Data extracted from a collection
===============
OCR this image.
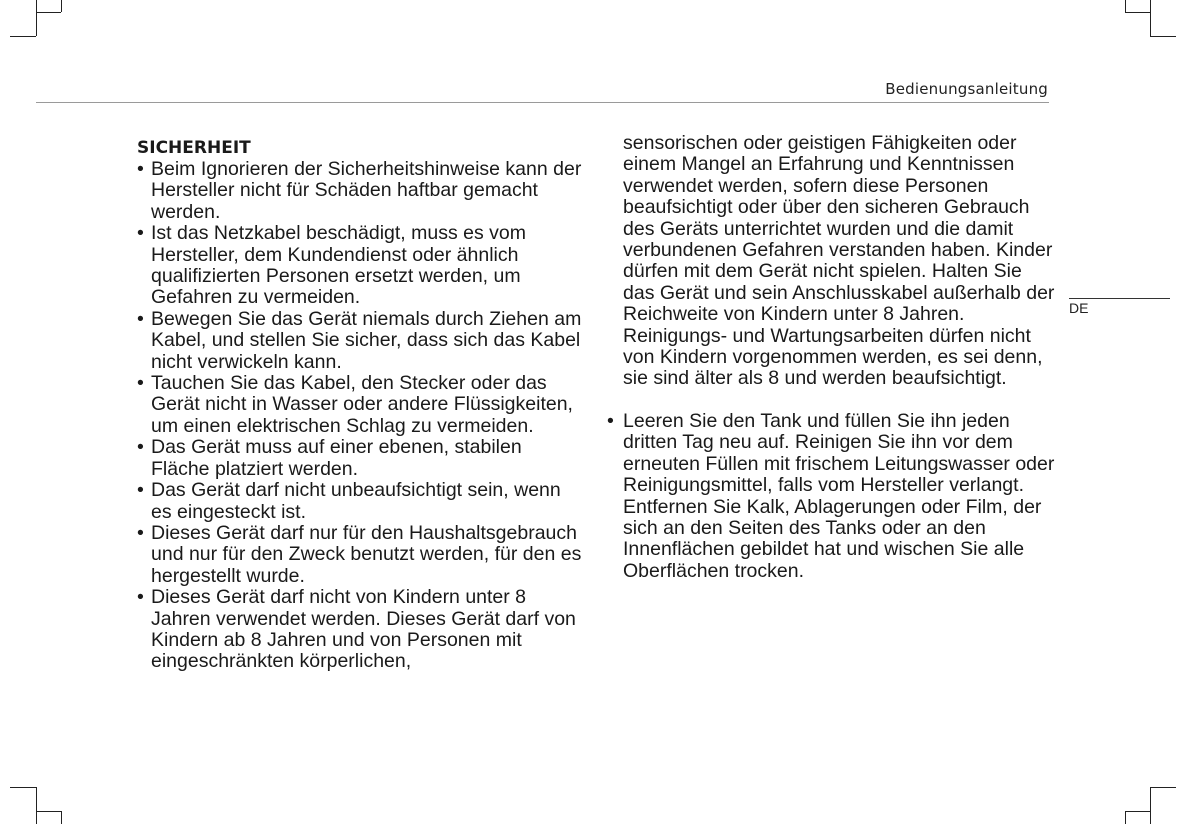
Bedienungsanleitung
DE
SICHERHEIT
• Beim Ignorieren der Sicherheitshinweise kann der Hersteller nicht für Schäden haftbar gemacht werden.
• Ist das Netzkabel beschädigt, muss es vom Hersteller, dem Kundendienst oder ähnlich qualifizierten Personen ersetzt werden, um Gefahren zu vermeiden.
• Bewegen Sie das Gerät niemals durch Ziehen am Kabel, und stellen Sie sicher, dass sich das Kabel nicht verwickeln kann.
• Tauchen Sie das Kabel, den Stecker oder das Gerät nicht in Wasser oder andere Flüssigkeiten, um einen elektrischen Schlag zu vermeiden.
• Das Gerät muss auf einer ebenen, stabilen Fläche platziert werden.
• Das Gerät darf nicht unbeaufsichtigt sein, wenn es eingesteckt ist.
• Dieses Gerät darf nur für den Haushaltsgebrauch und nur für den Zweck benutzt werden, für den es hergestellt wurde.
• Dieses Gerät darf nicht von Kindern unter 8 Jahren verwendet werden. Dieses Gerät darf von Kindern ab 8 Jahren und von Personen mit eingeschränkten körperlichen,

sensorischen oder geistigen Fähigkeiten oder einem Mangel an Erfahrung und Kenntnissen verwendet werden, sofern diese Personen beaufsichtigt oder über den sicheren Gebrauch des Geräts unterrichtet wurden und die damit verbundenen Gefahren verstanden haben. Kinder dürfen mit dem Gerät nicht spielen. Halten Sie das Gerät und sein Anschlusskabel außerhalb der Reichweite von Kindern unter 8 Jahren. Reinigungs- und Wartungsarbeiten dürfen nicht von Kindern vorgenommen werden, es sei denn, sie sind älter als 8 und werden beaufsichtigt.

• Leeren Sie den Tank und füllen Sie ihn jeden dritten Tag neu auf. Reinigen Sie ihn vor dem erneuten Füllen mit frischem Leitungswasser oder Reinigungsmittel, falls vom Hersteller verlangt. Entfernen Sie Kalk, Ablagerungen oder Film, der sich an den Seiten des Tanks oder an den Innenflächen gebildet hat und wischen Sie alle Oberflächen trocken.
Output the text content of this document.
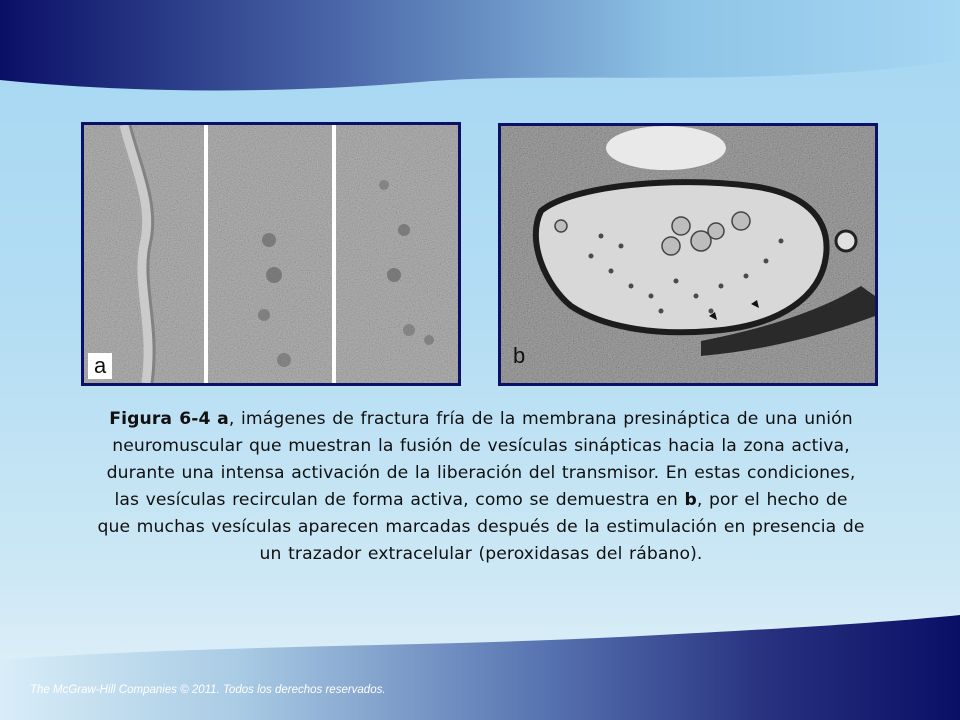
a	b
Figura 6-4 a, imágenes de fractura fría de la membrana presináptica de una unión neuromuscular que muestran la fusión de vesículas sinápticas hacia la zona activa, durante una intensa activación de la liberación del transmisor. En estas condiciones, las vesículas recirculan de forma activa, como se demuestra en b, por el hecho de que muchas vesículas aparecen marcadas después de la estimulación en presencia de un trazador extracelular (peroxidasas del rábano).
The McGraw-Hill Companies © 2011. Todos los derechos reservados.
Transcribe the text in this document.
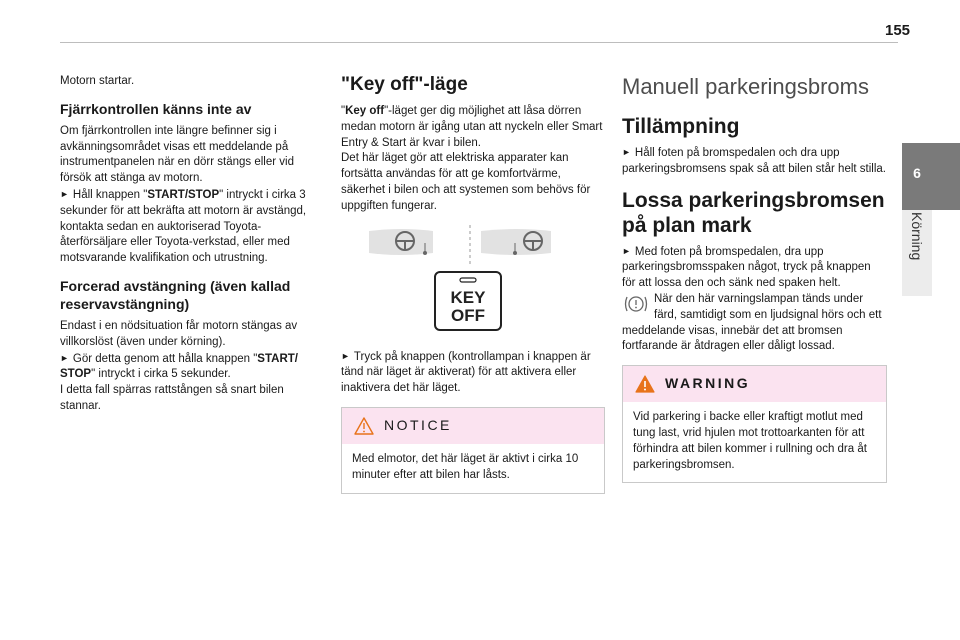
155
6
Körning

Motorn startar.

Fjärrkontrollen känns inte av

Om fjärrkontrollen inte längre befinner sig i avkänningsområdet visas ett meddelande på instrumentpanelen när en dörr stängs eller vid försök att stänga av motorn.

► Håll knappen "START/STOP" intryckt i cirka 3 sekunder för att bekräfta att motorn är avstängd, kontakta sedan en auktoriserad Toyota-återförsäljare eller Toyota-verkstad, eller med motsvarande kvalifikation och utrustning.

Forcerad avstängning (även kallad reservavstängning)

Endast i en nödsituation får motorn stängas av villkorslöst (även under körning).

► Gör detta genom att hålla knappen "START/ STOP" intryckt i cirka 5 sekunder.

I detta fall spärras rattstången så snart bilen stannar.

"Key off"-läge

"Key off"-läget ger dig möjlighet att låsa dörren medan motorn är igång utan att nyckeln eller Smart Entry & Start är kvar i bilen.

Det här läget gör att elektriska apparater kan fortsätta användas för att ge komfortvärme, säkerhet i bilen och att systemen som behövs för uppgiften fungerar.

KEY
OFF

► Tryck på knappen (kontrollampan i knappen är tänd när läget är aktiverat) för att aktivera eller inaktivera det här läget.

NOTICE
Med elmotor, det här läget är aktivt i cirka 10 minuter efter att bilen har låsts.
Manuell parkeringsbroms
Tillämpning

► Håll foten på bromspedalen och dra upp parkeringsbromsens spak så att bilen står helt stilla.

Lossa parkeringsbromsen på plan mark

► Med foten på bromspedalen, dra upp parkeringsbromsspaken något, tryck på knappen för att lossa den och sänk ned spaken helt.

När den här varningslampan tänds under färd, samtidigt som en ljudsignal hörs och ett meddelande visas, innebär det att bromsen fortfarande är åtdragen eller dåligt lossad.

WARNING
Vid parkering i backe eller kraftigt motlut med tung last, vrid hjulen mot trottoarkanten för att förhindra att bilen kommer i rullning och dra åt parkeringsbromsen.
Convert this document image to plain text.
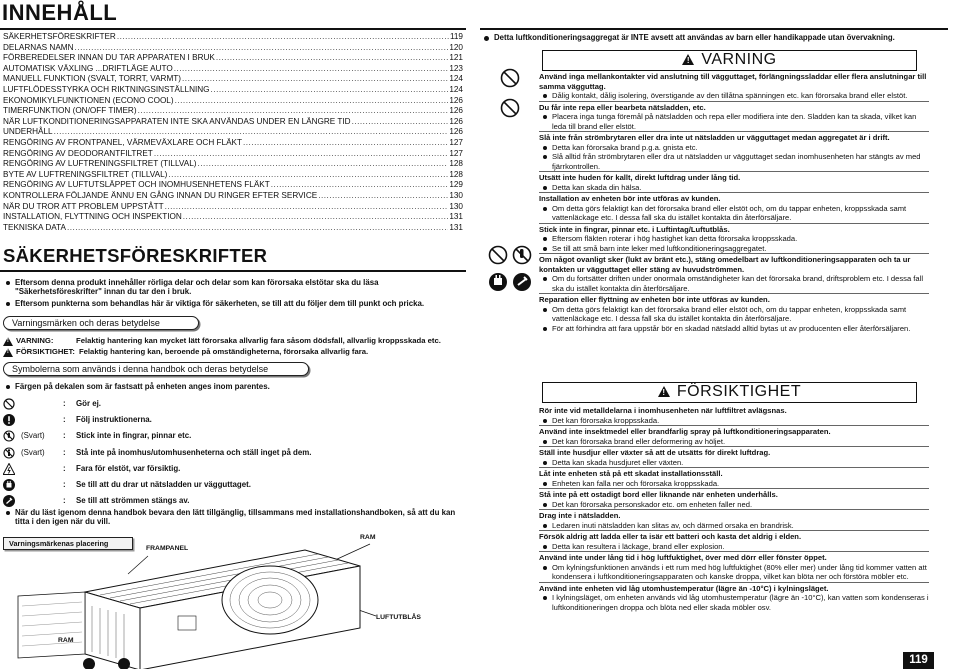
INNEHÅLL
SÄKERHETSFÖRESKRIFTER .....	119
DELARNAS NAMN .....	120
FÖRBEREDELSER INNAN DU TAR APPARATEN I BRUK .....	121
AUTOMATISK VÄXLING ...DRIFTLÄGE AUTO .....	123
MANUELL FUNKTION (SVALT, TORRT, VARMT) .....	124
LUFTFLÖDESSTYRKA OCH RIKTNINGSINSTÄLLNING .....	124
EKONOMIKYLFUNKTIONEN (ECONO COOL) .....	126
TIMERFUNKTION (ON/OFF TIMER) .....	126
NÄR LUFTKONDITIONERINGSAPPARATEN INTE SKA ANVÄNDAS UNDER EN LÄNGRE TID .....	126
UNDERHÅLL .....	126
RENGÖRING AV FRONTPANEL, VÄRMEVÄXLARE OCH FLÄKT .....	127
RENGÖRING AV DEODORANTFILTRET .....	127
RENGÖRING AV LUFTRENINGSFILTRET (TILLVAL) .....	128
BYTE AV LUFTRENINGSFILTRET (TILLVAL) .....	128
RENGÖRING AV LUFTUTSLÄPPET OCH INOMHUSENHETENS FLÄKT .....	129
KONTROLLERA FÖLJANDE ÄNNU EN GÅNG INNAN DU RINGER EFTER SERVICE .....	130
NÄR DU TROR ATT PROBLEM UPPSTÅTT .....	130
INSTALLATION, FLYTTNING OCH INSPEKTION .....	131
TEKNISKA DATA .....	131
SÄKERHETSFÖRESKRIFTER
Eftersom denna produkt innehåller rörliga delar och delar som kan förorsaka elstötar ska du läsa "Säkerhetsföreskrifter" innan du tar den i bruk.
Eftersom punkterna som behandlas här är viktiga för säkerheten, se till att du följer dem till punkt och pricka.
Varningsmärken och deras betydelse
!
VARNING:	Felaktig hantering kan mycket lätt förorsaka allvarlig fara såsom dödsfall, allvarlig kroppsskada etc.
!
FÖRSIKTIGHET: Felaktig hantering kan, beroende på omständigheterna, förorsaka allvarlig fara.
Symbolerna som används i denna handbok och deras betydelse
Färgen på dekalen som är fastsatt på enheten anges inom parentes.
: Gör ej.
: Följ instruktionerna.
(Svart) : Stick inte in fingrar, pinnar etc.
(Svart) : Stå inte på inomhus/utomhusenheterna och ställ inget på dem.
: Fara för elstöt, var försiktig.
: Se till att du drar ut nätsladden ur vägguttaget.
: Se till att strömmen stängs av.
När du läst igenom denna handbok bevara den lätt tillgänglig, tillsammans med installationshandboken, så att du kan titta i den igen när du vill.
Varningsmärkenas placering
FRAMPANEL
RAM
RAM
LUFTUTBLÅS
Detta luftkonditioneringsaggregat är INTE avsett att användas av barn eller handikappade utan övervakning.
!VARNING
Använd inga mellankontakter vid anslutning till vägguttaget, förlängningssladdar eller flera anslutningar till samma vägguttag.
Dålig kontakt, dålig isolering, överstigande av den tillåtna spänningen etc. kan förorsaka brand eller elstöt.
Du får inte repa eller bearbeta nätsladden, etc.
Placera inga tunga föremål på nätsladden och repa eller modifiera inte den. Sladden kan ta skada, vilket kan leda till brand eller elstöt.
Slå inte från strömbrytaren eller dra inte ut nätsladden ur vägguttaget medan aggregatet är i drift.
Detta kan förorsaka brand p.g.a. gnista etc.
Slå alltid från strömbrytaren eller dra ut nätsladden ur vägguttaget sedan inomhusenheten har stängts av med fjärrkontrollen.
Utsätt inte huden för kallt, direkt luftdrag under lång tid.
Detta kan skada din hälsa.
Installation av enheten bör inte utföras av kunden.
Om detta görs felaktigt kan det förorsaka brand eller elstöt och, om du tappar enheten, kroppsskada samt vattenläckage etc. I dessa fall ska du istället kontakta din återförsäljare.
Stick inte in fingrar, pinnar etc. i Luftintag/Luftutblås.
Eftersom fläkten roterar i hög hastighet kan detta förorsaka kroppsskada.
Se till att små barn inte leker med luftkonditioneringsaggregatet.
Om något ovanligt sker (lukt av bränt etc.), stäng omedelbart av luftkonditioneringsapparaten och ta ur kontakten ur vägguttaget eller stäng av huvudströmmen.
Om du fortsätter driften under onormala omständigheter kan det förorsaka brand, driftsproblem etc. I dessa fall ska du istället kontakta din återförsäljare.
Reparation eller flyttning av enheten bör inte utföras av kunden.
Om detta görs felaktigt kan det förorsaka brand eller elstöt och, om du tappar enheten, kroppsskada samt vattenläckage etc. I dessa fall ska du istället kontakta din återförsäljare.
För att förhindra att fara uppstår bör en skadad nätsladd alltid bytas ut av producenten eller återförsäljaren.
!FÖRSIKTIGHET
Rör inte vid metalldelarna i inomhusenheten när luftfiltret avlägsnas.
Det kan förorsaka kroppsskada.
Använd inte insektmedel eller brandfarlig spray på luftkonditioneringsapparaten.
Det kan förorsaka brand eller deformering av höljet.
Ställ inte husdjur eller växter så att de utsätts för direkt luftdrag.
Detta kan skada husdjuret eller växten.
Låt inte enheten stå på ett skadat installationsställ.
Enheten kan falla ner och förorsaka kroppsskada.
Stå inte på ett ostadigt bord eller liknande när enheten underhålls.
Det kan förorsaka personskador etc. om enheten faller ned.
Drag inte i nätsladden.
Ledaren inuti nätsladden kan slitas av, och därmed orsaka en brandrisk.
Försök aldrig att ladda eller ta isär ett batteri och kasta det aldrig i elden.
Detta kan resultera i läckage, brand eller explosion.
Använd inte under lång tid i hög luftfuktighet, över med dörr eller fönster öppet.
Om kylningsfunktionen används i ett rum med hög luftfuktighet (80% eller mer) under lång tid kommer vatten att kondensera i luftkonditioneringsapparaten och kanske droppa, vilket kan blöta ner och förstöra möbler etc.
Använd inte enheten vid låg utomhustemperatur (lägre än -10°C) i kylningsläget.
I kylningsläget, om enheten används vid låg utomhustemperatur (lägre än -10°C), kan vatten som kondenseras i luftkonditioneringen droppa och blöta ned eller skada möbler osv.
119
===============
= Goal of the exercise =
Check each line of the records for the word "kommer", and show the lines that contain it.

= Exercise result =
Vid parkering i backe eller kraftigt motlut med tung last, vrid hjulen mot trottoarkanten för att förhindra att bilen kommer i rullning och dra åt parkeringsbromsen.
Om kylningsfunktionen används i ett rum med hög luftfuktighet (80% eller mer) under lång tid kommer vatten att kondensera i luftkonditioneringsapparaten och kanske droppa, vilket kan blöta ner och förstöra möbler etc.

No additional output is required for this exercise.